WHAT TO DO:
Show each line of the data below that has the string "определения" in it.

Records contained in a dataset:
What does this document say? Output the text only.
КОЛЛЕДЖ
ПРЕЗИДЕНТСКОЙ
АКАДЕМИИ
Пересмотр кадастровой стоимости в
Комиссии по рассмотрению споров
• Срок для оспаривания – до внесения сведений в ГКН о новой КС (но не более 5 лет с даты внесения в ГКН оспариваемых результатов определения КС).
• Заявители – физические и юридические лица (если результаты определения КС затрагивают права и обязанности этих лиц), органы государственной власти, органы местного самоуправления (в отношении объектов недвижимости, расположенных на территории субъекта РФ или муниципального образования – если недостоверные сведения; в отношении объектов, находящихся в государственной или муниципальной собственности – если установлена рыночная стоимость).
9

WRITTEN SOLUTION:
• Срок для оспаривания – до внесения сведений в ГКН о новой КС (но не более 5 лет с даты внесения в ГКН оспариваемых результатов определения КС).
• Заявители – физические и юридические лица (если результаты определения КС затрагивают права и обязанности этих лиц), органы государственной власти, органы местного самоуправления (в отношении объектов недвижимости, расположенных на территории субъекта РФ или муниципального образования – если недостоверные сведения; в отношении объектов, находящихся в государственной или муниципальной собственности – если установлена рыночная стоимость).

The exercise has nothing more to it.